[Page records with their text]
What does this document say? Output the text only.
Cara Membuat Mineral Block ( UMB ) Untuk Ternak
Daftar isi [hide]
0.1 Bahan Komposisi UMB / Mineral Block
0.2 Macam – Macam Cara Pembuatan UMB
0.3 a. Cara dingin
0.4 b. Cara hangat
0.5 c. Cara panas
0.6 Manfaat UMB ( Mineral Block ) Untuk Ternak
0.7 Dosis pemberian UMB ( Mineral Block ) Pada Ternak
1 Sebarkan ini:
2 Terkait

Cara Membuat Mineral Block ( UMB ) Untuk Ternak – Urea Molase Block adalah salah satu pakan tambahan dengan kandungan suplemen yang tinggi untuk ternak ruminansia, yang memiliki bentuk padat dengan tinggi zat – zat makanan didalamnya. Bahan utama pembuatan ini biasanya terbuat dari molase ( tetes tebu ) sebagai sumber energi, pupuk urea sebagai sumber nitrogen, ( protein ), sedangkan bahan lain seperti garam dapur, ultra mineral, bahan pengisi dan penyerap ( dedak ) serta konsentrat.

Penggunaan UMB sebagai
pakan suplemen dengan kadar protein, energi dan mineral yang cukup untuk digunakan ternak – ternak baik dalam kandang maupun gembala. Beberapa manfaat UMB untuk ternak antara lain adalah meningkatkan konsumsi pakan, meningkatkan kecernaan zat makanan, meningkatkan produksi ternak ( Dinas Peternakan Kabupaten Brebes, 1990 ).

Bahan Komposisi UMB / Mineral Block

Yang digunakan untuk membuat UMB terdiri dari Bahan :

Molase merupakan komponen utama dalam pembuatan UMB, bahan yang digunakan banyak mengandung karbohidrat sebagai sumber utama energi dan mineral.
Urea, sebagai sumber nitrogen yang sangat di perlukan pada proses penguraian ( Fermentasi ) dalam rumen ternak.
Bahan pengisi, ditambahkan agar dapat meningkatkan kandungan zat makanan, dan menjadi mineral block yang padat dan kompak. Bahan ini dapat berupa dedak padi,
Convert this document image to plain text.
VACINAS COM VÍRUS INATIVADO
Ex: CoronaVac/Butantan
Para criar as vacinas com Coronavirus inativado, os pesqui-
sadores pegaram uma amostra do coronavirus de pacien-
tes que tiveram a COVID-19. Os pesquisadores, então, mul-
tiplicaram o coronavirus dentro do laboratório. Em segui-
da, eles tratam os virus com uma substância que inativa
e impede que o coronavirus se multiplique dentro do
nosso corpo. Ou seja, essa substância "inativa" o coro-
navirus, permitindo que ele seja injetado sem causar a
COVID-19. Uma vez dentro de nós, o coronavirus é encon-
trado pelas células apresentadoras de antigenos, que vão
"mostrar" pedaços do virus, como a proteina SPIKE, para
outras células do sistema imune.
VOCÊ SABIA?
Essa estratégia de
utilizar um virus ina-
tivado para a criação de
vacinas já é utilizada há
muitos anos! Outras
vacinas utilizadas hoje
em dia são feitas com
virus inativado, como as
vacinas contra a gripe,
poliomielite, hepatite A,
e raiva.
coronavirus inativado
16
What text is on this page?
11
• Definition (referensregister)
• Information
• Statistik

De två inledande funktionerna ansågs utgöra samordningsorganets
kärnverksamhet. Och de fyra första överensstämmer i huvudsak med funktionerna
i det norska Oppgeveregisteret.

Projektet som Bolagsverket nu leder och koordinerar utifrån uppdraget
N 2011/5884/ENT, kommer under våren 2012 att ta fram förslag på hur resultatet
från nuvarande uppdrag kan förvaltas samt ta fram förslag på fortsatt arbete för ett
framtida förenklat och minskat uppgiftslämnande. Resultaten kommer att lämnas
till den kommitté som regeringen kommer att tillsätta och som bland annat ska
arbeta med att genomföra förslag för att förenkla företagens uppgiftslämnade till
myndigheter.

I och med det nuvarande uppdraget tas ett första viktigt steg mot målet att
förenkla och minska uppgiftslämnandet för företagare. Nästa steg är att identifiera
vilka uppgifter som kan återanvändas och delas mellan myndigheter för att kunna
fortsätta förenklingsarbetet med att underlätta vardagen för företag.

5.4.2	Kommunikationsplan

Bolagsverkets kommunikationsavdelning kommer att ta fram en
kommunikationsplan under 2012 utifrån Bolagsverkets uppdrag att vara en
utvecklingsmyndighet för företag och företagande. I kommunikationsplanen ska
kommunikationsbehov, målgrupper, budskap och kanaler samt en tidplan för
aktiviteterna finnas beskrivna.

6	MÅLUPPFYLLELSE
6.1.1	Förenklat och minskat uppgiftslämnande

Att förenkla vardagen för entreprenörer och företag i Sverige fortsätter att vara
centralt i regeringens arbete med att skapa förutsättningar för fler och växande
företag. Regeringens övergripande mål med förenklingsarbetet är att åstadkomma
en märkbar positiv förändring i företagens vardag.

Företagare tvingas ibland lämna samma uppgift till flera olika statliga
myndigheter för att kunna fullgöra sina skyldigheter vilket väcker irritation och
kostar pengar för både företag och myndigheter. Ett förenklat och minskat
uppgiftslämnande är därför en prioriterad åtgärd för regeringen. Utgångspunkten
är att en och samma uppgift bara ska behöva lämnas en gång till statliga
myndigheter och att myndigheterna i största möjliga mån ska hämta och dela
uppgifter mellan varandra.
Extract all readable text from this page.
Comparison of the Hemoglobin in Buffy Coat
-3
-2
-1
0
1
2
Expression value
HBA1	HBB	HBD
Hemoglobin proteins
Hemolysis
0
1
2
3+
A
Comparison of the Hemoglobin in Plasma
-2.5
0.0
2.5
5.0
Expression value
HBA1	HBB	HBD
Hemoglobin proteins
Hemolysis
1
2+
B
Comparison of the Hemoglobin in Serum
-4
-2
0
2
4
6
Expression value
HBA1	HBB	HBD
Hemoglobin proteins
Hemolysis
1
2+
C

■ TRY IT
Your reply must reproduce all records above exactly.

■ RESPONSE TO THE EXERCISE
What does this document say? Output the text only.
Cara Membuat Mineral Block ( UMB ) Untuk Ternak
Daftar isi [hide]
0.1 Bahan Komposisi UMB / Mineral Block
0.2 Macam – Macam Cara Pembuatan UMB
0.3 a. Cara dingin
0.4 b. Cara hangat
0.5 c. Cara panas
0.6 Manfaat UMB ( Mineral Block ) Untuk Ternak
0.7 Dosis pemberian UMB ( Mineral Block ) Pada Ternak
1 Sebarkan ini:
2 Terkait

Cara Membuat Mineral Block ( UMB ) Untuk Ternak – Urea Molase Block adalah salah satu pakan tambahan dengan kandungan suplemen yang tinggi untuk ternak ruminansia, yang memiliki bentuk padat dengan tinggi zat – zat makanan didalamnya. Bahan utama pembuatan ini biasanya terbuat dari molase ( tetes tebu ) sebagai sumber energi, pupuk urea sebagai sumber nitrogen, ( protein ), sedangkan bahan lain seperti garam dapur, ultra mineral, bahan pengisi dan penyerap ( dedak ) serta konsentrat.

Penggunaan UMB sebagai
pakan suplemen dengan kadar protein, energi dan mineral yang cukup untuk digunakan ternak – ternak baik dalam kandang maupun gembala. Beberapa manfaat UMB untuk ternak antara lain adalah meningkatkan konsumsi pakan, meningkatkan kecernaan zat makanan, meningkatkan produksi ternak ( Dinas Peternakan Kabupaten Brebes, 1990 ).

Bahan Komposisi UMB / Mineral Block

Yang digunakan untuk membuat UMB terdiri dari Bahan :

Molase merupakan komponen utama dalam pembuatan UMB, bahan yang digunakan banyak mengandung karbohidrat sebagai sumber utama energi dan mineral.
Urea, sebagai sumber nitrogen yang sangat di perlukan pada proses penguraian ( Fermentasi ) dalam rumen ternak.
Bahan pengisi, ditambahkan agar dapat meningkatkan kandungan zat makanan, dan menjadi mineral block yang padat dan kompak. Bahan ini dapat berupa dedak padi,
Convert this document image to plain text.
VACINAS COM VÍRUS INATIVADO
Ex: CoronaVac/Butantan
Para criar as vacinas com Coronavirus inativado, os pesqui-
sadores pegaram uma amostra do coronavirus de pacien-
tes que tiveram a COVID-19. Os pesquisadores, então, mul-
tiplicaram o coronavirus dentro do laboratório. Em segui-
da, eles tratam os virus com uma substância que inativa
e impede que o coronavirus se multiplique dentro do
nosso corpo. Ou seja, essa substância "inativa" o coro-
navirus, permitindo que ele seja injetado sem causar a
COVID-19. Uma vez dentro de nós, o coronavirus é encon-
trado pelas células apresentadoras de antigenos, que vão
"mostrar" pedaços do virus, como a proteina SPIKE, para
outras células do sistema imune.
VOCÊ SABIA?
Essa estratégia de
utilizar um virus ina-
tivado para a criação de
vacinas já é utilizada há
muitos anos! Outras
vacinas utilizadas hoje
em dia são feitas com
virus inativado, como as
vacinas contra a gripe,
poliomielite, hepatite A,
e raiva.
coronavirus inativado
16
What text is on this page?
11
• Definition (referensregister)
• Information
• Statistik

De två inledande funktionerna ansågs utgöra samordningsorganets
kärnverksamhet. Och de fyra första överensstämmer i huvudsak med funktionerna
i det norska Oppgeveregisteret.

Projektet som Bolagsverket nu leder och koordinerar utifrån uppdraget
N 2011/5884/ENT, kommer under våren 2012 att ta fram förslag på hur resultatet
från nuvarande uppdrag kan förvaltas samt ta fram förslag på fortsatt arbete för ett
framtida förenklat och minskat uppgiftslämnande. Resultaten kommer att lämnas
till den kommitté som regeringen kommer att tillsätta och som bland annat ska
arbeta med att genomföra förslag för att förenkla företagens uppgiftslämnade till
myndigheter.

I och med det nuvarande uppdraget tas ett första viktigt steg mot målet att
förenkla och minska uppgiftslämnandet för företagare. Nästa steg är att identifiera
vilka uppgifter som kan återanvändas och delas mellan myndigheter för att kunna
fortsätta förenklingsarbetet med att underlätta vardagen för företag.

5.4.2	Kommunikationsplan

Bolagsverkets kommunikationsavdelning kommer att ta fram en
kommunikationsplan under 2012 utifrån Bolagsverkets uppdrag att vara en
utvecklingsmyndighet för företag och företagande. I kommunikationsplanen ska
kommunikationsbehov, målgrupper, budskap och kanaler samt en tidplan för
aktiviteterna finnas beskrivna.

6	MÅLUPPFYLLELSE
6.1.1	Förenklat och minskat uppgiftslämnande

Att förenkla vardagen för entreprenörer och företag i Sverige fortsätter att vara
centralt i regeringens arbete med att skapa förutsättningar för fler och växande
företag. Regeringens övergripande mål med förenklingsarbetet är att åstadkomma
en märkbar positiv förändring i företagens vardag.

Företagare tvingas ibland lämna samma uppgift till flera olika statliga
myndigheter för att kunna fullgöra sina skyldigheter vilket väcker irritation och
kostar pengar för både företag och myndigheter. Ett förenklat och minskat
uppgiftslämnande är därför en prioriterad åtgärd för regeringen. Utgångspunkten
är att en och samma uppgift bara ska behöva lämnas en gång till statliga
myndigheter och att myndigheterna i största möjliga mån ska hämta och dela
uppgifter mellan varandra.
Extract all readable text from this page.
Comparison of the Hemoglobin in Buffy Coat
-3
-2
-1
0
1
2
Expression value
HBA1	HBB	HBD
Hemoglobin proteins
Hemolysis
0
1
2
3+
A
Comparison of the Hemoglobin in Plasma
-2.5
0.0
2.5
5.0
Expression value
HBA1	HBB	HBD
Hemoglobin proteins
Hemolysis
1
2+
B
Comparison of the Hemoglobin in Serum
-4
-2
0
2
4
6
Expression value
HBA1	HBB	HBD
Hemoglobin proteins
Hemolysis
1
2+
C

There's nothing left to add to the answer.